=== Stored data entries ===
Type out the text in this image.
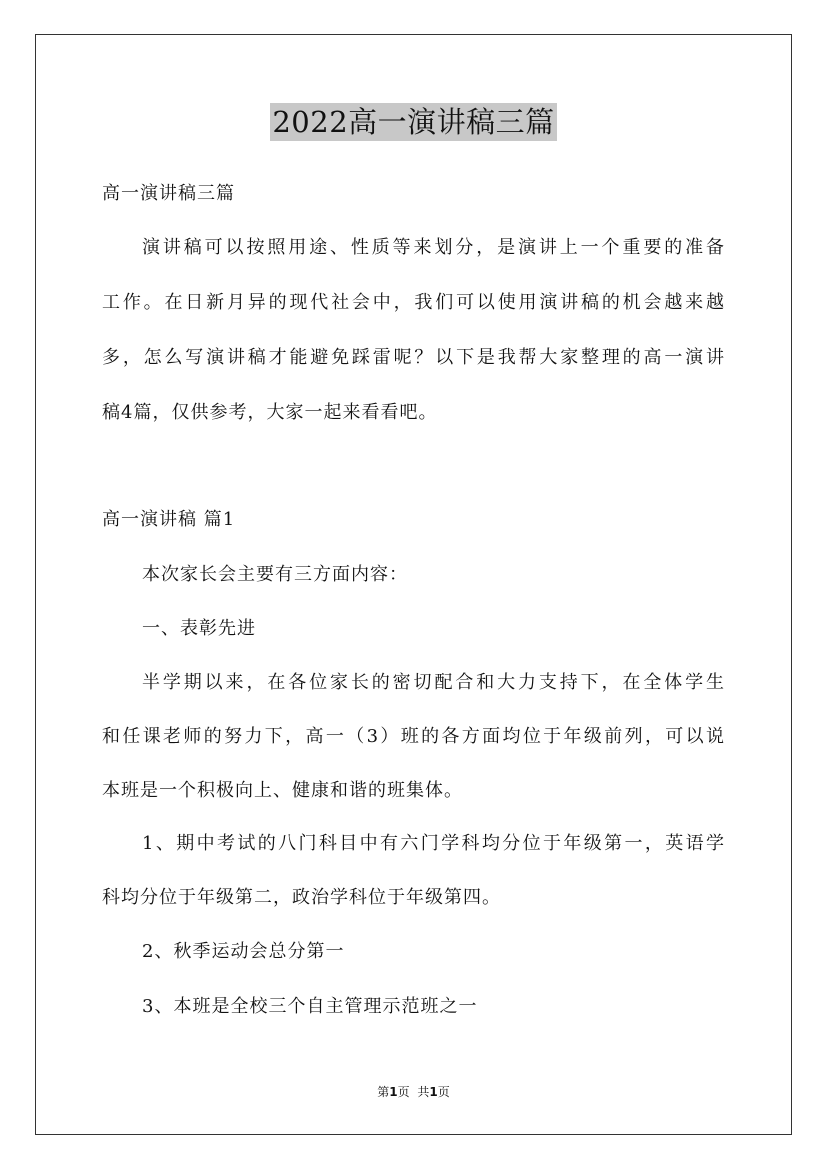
2022高一演讲稿三篇
高一演讲稿三篇
演讲稿可以按照用途、性质等来划分，是演讲上一个重要的准备
工作。在日新月异的现代社会中，我们可以使用演讲稿的机会越来越
多，怎么写演讲稿才能避免踩雷呢？以下是我帮大家整理的高一演讲
稿4篇，仅供参考，大家一起来看看吧。
高一演讲稿 篇1
本次家长会主要有三方面内容：
一、表彰先进
半学期以来，在各位家长的密切配合和大力支持下，在全体学生
和任课老师的努力下，高一（3）班的各方面均位于年级前列，可以说
本班是一个积极向上、健康和谐的班集体。
1、期中考试的八门科目中有六门学科均分位于年级第一，英语学
科均分位于年级第二，政治学科位于年级第四。
2、秋季运动会总分第一
3、本班是全校三个自主管理示范班之一
第1页 共1页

=== Problem to solve ===
Without including the pictures, reproduce all entries exactly.

=== Reply to the task ===
Type out the text in this image.
2022高一演讲稿三篇
高一演讲稿三篇
演讲稿可以按照用途、性质等来划分，是演讲上一个重要的准备
工作。在日新月异的现代社会中，我们可以使用演讲稿的机会越来越
多，怎么写演讲稿才能避免踩雷呢？以下是我帮大家整理的高一演讲
稿4篇，仅供参考，大家一起来看看吧。
高一演讲稿 篇1
本次家长会主要有三方面内容：
一、表彰先进
半学期以来，在各位家长的密切配合和大力支持下，在全体学生
和任课老师的努力下，高一（3）班的各方面均位于年级前列，可以说
本班是一个积极向上、健康和谐的班集体。
1、期中考试的八门科目中有六门学科均分位于年级第一，英语学
科均分位于年级第二，政治学科位于年级第四。
2、秋季运动会总分第一
3、本班是全校三个自主管理示范班之一
第1页 共1页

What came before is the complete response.